-------- STUDY TEXT --------
Personal information
- Full name: Saoirse Noonan
- Date of birth: 13 July 1999 (age 27)
- Place of birth: Cork, Ireland
- Height: 1.70 m (5 ft 7 in)
- Positions: Midfielder; forward;

Youth career
- 0000: Kilreen Celtic
- 0000: Douglas Hall AFC

Senior career*
- Years: Team / Apps / (Gls)
- 2015–2021: Cork City / 69 / (42)
- 2021: Shelbourne / 22 / (12)
- 2022–2024: Durham / 42 / (7)
- 2022: → Shelbourne (loan) / 11 / (7)
- 2024–2026: Celtic / 52 / (43)

International career^{‡}
- 2016–2018: Republic of Ireland U19 / 20 / (7)
- 2016–: Republic of Ireland / 12 / (2)

= Saoirse Noonan =

Irish footballer (born 1999)

Saoirse Noonan (/ˈsi:rʃə ˈnuːnən/ SEER-shə; born 13 July 1999) is an Irish dual code footballer who plays for Watford and the Republic of Ireland national team.

From 2018 until 2020 she also played ladies' Gaelic football at senior level for the Cork county ladies' football team, competing in the Ladies' National Football League and All-Ireland Senior Ladies' Football Championship.

As a soccer player Noonan is a forward or playmaking midfielder. She played for her home town club Cork City from joining them at 16 years old until moving to Shelbourne in 2021. In 2017 she was named Women's National League (WNL) Young Player of the Year and helped Cork City win their first major trophy, defeating UCD Waves 1–0 in the FAI Women's Cup final at the Aviva Stadium. Although her appearances were sometimes restricted by her Gaelic football commitments, she became Cork City's all-time record goal scorer. Noonan is a former Republic of Ireland youth national team captain and was named under-17 International Player of the Year in 2016. She won her first senior cap in August 2016 and was recalled to the senior squad in November 2020.

In Gaelic football Noonan has a long association with the Nemo Rangers club and she won All-Ireland medals with Cork at under-14, under-16, and minor level. As a prolific full-forward she debuted with the senior Cork team in June 2018 and quickly earned a reputation as a high-scoring "super sub". Ahead of her appearance in Cork's 2018 All-Ireland Senior Ladies' Football Championship final defeat by Dublin at Croke Park, Cork coach Ephie Fitzgerald said of Noonan: "I firmly believe that Saoirse could be the face of ladies football for the next 10 years".

Noonan has attracted notice for her unusual success in balancing the demands of two sports at the elite level. In November 2020 the Republic of Ireland soccer manager Vera Pauw said of Noonan: "Playing two sports and just being so natural and so clinical about it is amazing". In 2021 Noonan decided to pause her Gaelic football career again to focus on soccer.

==Association football==
===Club career===
Noonan is from the Grange area of Cork and began playing soccer on the boys' teams which her older brother Eóin played on. She was initially unhappy to be banned from boys' soccer but later enjoyed playing for Douglas Hall's female teams. As a young player Noonan's idol was her future Cork City teammate Clare Shine.
-------- GIVEN DATA --------
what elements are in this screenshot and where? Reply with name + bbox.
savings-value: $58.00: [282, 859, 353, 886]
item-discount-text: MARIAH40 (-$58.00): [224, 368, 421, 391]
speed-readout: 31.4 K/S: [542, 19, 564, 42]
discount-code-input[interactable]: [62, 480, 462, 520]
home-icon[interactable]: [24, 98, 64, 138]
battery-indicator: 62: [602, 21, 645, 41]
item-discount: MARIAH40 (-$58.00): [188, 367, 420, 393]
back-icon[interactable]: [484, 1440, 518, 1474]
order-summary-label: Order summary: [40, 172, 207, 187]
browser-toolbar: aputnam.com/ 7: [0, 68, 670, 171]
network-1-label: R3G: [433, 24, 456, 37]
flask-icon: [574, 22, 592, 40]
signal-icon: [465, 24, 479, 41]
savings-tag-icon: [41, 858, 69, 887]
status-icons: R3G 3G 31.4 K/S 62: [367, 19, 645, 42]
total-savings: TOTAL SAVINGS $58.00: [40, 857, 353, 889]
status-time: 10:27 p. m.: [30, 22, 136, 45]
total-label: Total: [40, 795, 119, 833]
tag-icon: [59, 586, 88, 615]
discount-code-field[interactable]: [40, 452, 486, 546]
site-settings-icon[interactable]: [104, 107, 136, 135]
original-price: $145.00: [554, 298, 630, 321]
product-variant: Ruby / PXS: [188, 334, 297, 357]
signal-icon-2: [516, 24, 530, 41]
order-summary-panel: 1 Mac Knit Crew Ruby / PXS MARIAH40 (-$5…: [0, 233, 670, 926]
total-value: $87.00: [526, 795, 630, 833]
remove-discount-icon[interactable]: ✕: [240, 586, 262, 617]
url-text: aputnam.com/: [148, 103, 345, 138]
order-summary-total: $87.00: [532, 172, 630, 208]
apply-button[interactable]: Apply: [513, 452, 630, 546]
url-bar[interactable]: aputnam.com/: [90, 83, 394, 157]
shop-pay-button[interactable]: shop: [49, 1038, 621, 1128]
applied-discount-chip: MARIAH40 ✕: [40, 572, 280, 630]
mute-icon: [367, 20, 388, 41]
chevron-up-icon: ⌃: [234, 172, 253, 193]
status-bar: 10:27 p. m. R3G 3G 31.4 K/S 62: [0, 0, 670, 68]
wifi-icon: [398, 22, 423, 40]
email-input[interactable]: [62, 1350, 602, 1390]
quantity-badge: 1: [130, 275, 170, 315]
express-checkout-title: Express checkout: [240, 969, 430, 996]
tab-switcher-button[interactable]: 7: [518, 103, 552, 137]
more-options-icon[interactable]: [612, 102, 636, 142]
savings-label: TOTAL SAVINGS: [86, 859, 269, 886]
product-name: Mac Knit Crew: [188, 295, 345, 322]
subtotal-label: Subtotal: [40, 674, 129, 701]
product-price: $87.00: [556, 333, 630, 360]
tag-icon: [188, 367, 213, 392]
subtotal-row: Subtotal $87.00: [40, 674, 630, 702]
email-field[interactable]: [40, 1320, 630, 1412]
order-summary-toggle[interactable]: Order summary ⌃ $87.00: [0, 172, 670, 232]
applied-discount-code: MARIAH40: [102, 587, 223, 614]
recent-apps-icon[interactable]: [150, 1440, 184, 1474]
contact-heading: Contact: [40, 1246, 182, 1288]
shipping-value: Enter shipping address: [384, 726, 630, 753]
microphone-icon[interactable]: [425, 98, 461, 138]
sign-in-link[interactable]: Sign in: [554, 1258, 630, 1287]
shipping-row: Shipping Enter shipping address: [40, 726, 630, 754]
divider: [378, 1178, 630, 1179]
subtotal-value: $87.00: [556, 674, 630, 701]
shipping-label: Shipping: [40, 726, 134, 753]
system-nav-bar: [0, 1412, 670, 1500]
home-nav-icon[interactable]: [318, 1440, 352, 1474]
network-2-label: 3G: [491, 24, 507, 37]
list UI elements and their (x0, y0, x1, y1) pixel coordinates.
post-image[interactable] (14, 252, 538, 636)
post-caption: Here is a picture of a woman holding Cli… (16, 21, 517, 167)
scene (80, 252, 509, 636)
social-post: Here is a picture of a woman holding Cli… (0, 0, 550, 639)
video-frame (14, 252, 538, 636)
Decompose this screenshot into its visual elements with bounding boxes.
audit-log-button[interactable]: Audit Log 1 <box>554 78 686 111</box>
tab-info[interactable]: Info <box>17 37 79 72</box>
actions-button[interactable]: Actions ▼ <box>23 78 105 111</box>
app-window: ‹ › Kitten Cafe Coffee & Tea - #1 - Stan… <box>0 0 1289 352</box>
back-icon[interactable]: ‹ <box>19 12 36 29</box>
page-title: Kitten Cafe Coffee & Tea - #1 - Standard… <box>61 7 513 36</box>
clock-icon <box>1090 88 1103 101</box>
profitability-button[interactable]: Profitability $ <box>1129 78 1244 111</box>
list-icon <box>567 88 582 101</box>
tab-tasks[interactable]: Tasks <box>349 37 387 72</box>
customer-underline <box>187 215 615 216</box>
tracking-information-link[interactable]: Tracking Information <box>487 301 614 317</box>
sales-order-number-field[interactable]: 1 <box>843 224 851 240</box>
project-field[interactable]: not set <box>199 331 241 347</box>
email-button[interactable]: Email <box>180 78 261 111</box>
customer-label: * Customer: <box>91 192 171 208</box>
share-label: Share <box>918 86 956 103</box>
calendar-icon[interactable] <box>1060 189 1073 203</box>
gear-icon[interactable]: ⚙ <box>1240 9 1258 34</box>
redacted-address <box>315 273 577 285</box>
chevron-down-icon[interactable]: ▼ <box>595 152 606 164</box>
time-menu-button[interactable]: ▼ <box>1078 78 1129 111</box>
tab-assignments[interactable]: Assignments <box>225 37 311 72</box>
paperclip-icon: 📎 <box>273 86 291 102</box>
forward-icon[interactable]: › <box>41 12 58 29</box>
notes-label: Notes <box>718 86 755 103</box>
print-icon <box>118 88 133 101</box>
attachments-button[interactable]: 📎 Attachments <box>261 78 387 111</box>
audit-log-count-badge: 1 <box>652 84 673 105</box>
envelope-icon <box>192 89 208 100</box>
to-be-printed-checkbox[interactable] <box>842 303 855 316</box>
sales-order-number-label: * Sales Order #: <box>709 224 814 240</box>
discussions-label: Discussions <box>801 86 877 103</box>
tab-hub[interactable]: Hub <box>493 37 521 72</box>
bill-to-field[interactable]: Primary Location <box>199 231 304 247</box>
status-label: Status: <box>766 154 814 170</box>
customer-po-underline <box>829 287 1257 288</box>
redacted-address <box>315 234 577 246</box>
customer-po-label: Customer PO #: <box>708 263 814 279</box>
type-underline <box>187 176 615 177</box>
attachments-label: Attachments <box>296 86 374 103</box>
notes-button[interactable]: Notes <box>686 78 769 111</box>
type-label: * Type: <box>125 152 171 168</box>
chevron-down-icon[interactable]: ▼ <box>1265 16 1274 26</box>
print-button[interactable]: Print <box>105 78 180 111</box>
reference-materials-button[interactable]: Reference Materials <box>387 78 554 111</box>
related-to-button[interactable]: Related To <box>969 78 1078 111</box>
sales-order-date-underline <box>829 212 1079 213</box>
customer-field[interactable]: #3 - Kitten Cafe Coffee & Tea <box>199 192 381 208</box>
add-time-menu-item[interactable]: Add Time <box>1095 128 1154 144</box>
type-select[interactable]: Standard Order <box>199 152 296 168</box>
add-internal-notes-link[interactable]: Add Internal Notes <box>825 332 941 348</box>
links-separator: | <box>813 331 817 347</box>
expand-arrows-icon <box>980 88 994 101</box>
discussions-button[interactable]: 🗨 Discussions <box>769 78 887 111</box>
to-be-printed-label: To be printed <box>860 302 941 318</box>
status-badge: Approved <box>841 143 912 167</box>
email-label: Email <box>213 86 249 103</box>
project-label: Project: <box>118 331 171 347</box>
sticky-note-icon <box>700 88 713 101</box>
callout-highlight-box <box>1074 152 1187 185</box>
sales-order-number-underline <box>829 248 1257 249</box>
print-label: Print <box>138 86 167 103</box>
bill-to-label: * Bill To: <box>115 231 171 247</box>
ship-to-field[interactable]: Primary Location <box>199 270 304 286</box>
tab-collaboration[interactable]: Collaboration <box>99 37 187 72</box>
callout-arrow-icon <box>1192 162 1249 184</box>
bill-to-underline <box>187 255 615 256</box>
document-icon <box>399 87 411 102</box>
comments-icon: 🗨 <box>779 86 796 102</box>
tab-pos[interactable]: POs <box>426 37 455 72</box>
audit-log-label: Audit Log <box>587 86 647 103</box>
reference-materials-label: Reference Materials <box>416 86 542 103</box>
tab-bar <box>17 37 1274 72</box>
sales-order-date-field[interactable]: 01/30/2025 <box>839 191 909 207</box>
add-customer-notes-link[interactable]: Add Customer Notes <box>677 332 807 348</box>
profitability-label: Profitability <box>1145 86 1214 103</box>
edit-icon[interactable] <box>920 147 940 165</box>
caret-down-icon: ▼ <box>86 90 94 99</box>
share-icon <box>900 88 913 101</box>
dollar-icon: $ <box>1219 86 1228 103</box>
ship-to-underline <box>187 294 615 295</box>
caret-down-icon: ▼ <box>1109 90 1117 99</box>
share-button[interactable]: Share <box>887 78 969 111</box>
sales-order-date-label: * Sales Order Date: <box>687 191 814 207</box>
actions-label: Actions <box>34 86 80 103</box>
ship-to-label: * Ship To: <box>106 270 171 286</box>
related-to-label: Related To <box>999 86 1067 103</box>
--------
■ **WHAT IS REQUIRED**:
Carry on the article about Saoirse Noonan from the point where it stops.

■ **OUTPUT FOR THIS TASK**:
Noonan joined Cork City and made her first Women's National League (WNL) appearances in the 2015–16 season. In a promising debut campaign, she showed "flashes of brilliance" and won the WNL Player of the Month award for November/December 2015. In 2017 Noonan was named the WNL Young Player of the Season, and helped rapidly-improving Cork City win their first major trophy by beating UCD Waves 1–0 in the final of the FAI Women's Cup at the Aviva Stadium.

In 2018, Noonan missed her kick as Cork City lost the final of the WNL Shield to Wexford Youths on a penalty shootout. Noonan's schedule became "beyond hectic" in 2018. In addition to playing and training with Cork City, she sat her Leaving Certificate exams, started playing for Cork's senior inter county Gaelic football team, and began writing a weekly column on The42.ie website. She was unhappy to be dropped for one Cork City match during this period but was restored to the team for their next fixture, in which she scored. In the final match of the league season against Peamount United, she suffered a partially torn anterior cruciate ligament which did not require surgery but ruled her out for around five months.

By 2019 Noonan was perceived as one of the most talented players in the WNL. Cork City finished fifth of eight teams to equal their best performance, but Noonan – the club's all-time record goal scorer – was sometimes unavailable due to her Gaelic football commitments. The start of the 2020 season was delayed until August by the COVID-19 pandemic in the Republic of Ireland. Noonan used the time off to set up a one-to-one coaching business and to work hard at improving her own fitness. She started the season in good form and was praised by Cork City's coach Ronan Collins after she won the September 2020 Player of the Month award: "Saoirse has loads of ability and talent, but sometimes we forget how young she is as she only turned 21 recently. During lockdown she put a lot of effort into herself and that is bearing fruits now."

On 8 November 2020 Noonan's name was trending on Twitter in Ireland, after she scored both goals in Cork City's 2–0 FAI Women's Cup semi-final win over Treaty United, one day after she scored the decisive goal in Cork gaelic footballers' 1–14 to 0–14 win over Kerry. The following month she played in the 2020 FAI Women's Cup Final, which Cork lost 6–0 to Peamount United. Noonan's continued good form made her a transfer target for professional foreign clubs including Víkingur FC, Aston Villa and London City Lionesses.

====Shelbourne====
On 11 February 2021 Noonan joined Shelbourne. In doing so she decided to pause her Gaelic football career again to focus on soccer, signing for a club in Dublin to make a clean break. Noonan was Shels' top scorer with 12 goals as the club won the 2021 WNL title on the last day of the season. She also played in the 2021 FAI Women's Cup Final, but Shelbourne were beaten 3–1 by Wexford Youths.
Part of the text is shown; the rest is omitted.